#### SET PROBLEM:
Extract all lines that hold "view" from the records below.

Items from a data source
++++++

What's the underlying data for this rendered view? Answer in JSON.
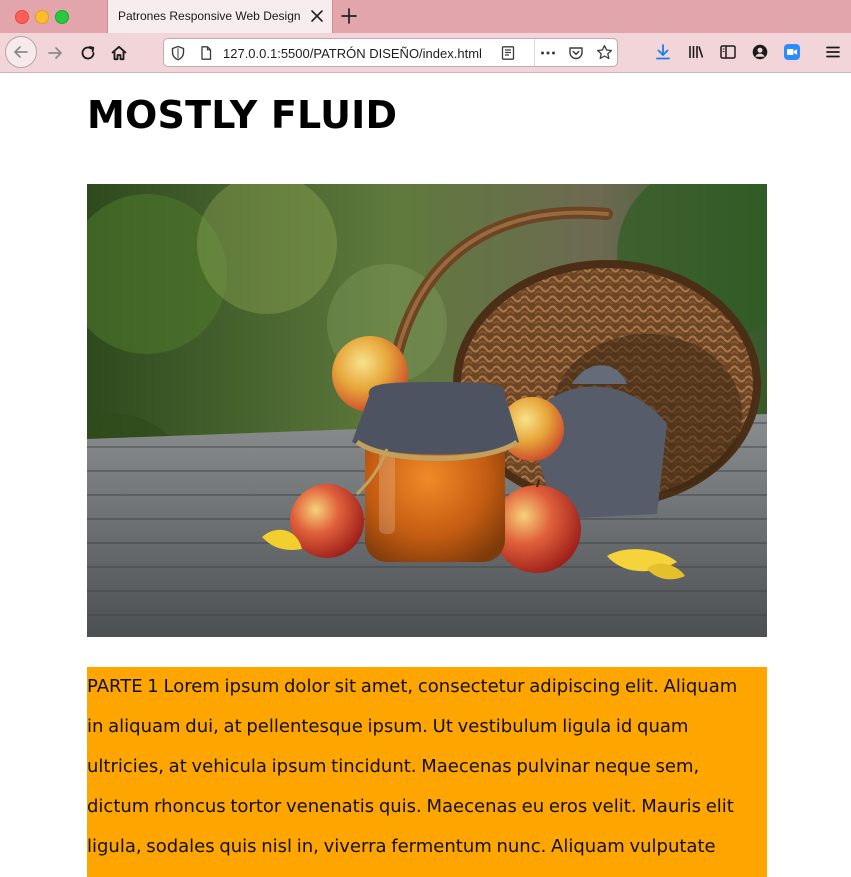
{
  "browser": {
    "tab_title": "Patrones Responsive Web Design",
    "url": "127.0.0.1:5500/PATRÓN DISEÑO/index.html"
  },
  "page": {
    "heading": "MOSTLY FLUID",
    "image_alt": "Jar of jam with apples and a wicker basket on a wooden table",
    "paragraph_lines": [
      "PARTE 1 Lorem ipsum dolor sit amet, consectetur adipiscing elit. Aliquam",
      "in aliquam dui, at pellentesque ipsum. Ut vestibulum ligula id quam",
      "ultricies, at vehicula ipsum tincidunt. Maecenas pulvinar neque sem,",
      "dictum rhoncus tortor venenatis quis. Maecenas eu eros velit. Mauris elit",
      "ligula, sodales quis nisl in, viverra fermentum nunc. Aliquam vulputate"
    ]
  },
  "colors": {
    "tab_strip": "#e1a5ab",
    "toolbar": "#f1d5d8",
    "orange_block": "#ffa500",
    "download_accent": "#1a7fe8",
    "zoom_accent": "#2d8cff"
  },
  "icons": [
    "close-window-dot",
    "minimize-window-dot",
    "maximize-window-dot",
    "close-tab-icon",
    "new-tab-icon",
    "back-arrow-icon",
    "forward-arrow-icon",
    "reload-icon",
    "home-icon",
    "shield-icon",
    "page-icon",
    "reader-view-icon",
    "more-icon",
    "pocket-icon",
    "star-icon",
    "download-icon",
    "library-icon",
    "sidebar-icon",
    "account-icon",
    "zoom-icon",
    "menu-icon"
  ]
}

++++++

#### EXERCISE RESULT:
What's the underlying data for this rendered view? Answer in JSON.
    "reader-view-icon",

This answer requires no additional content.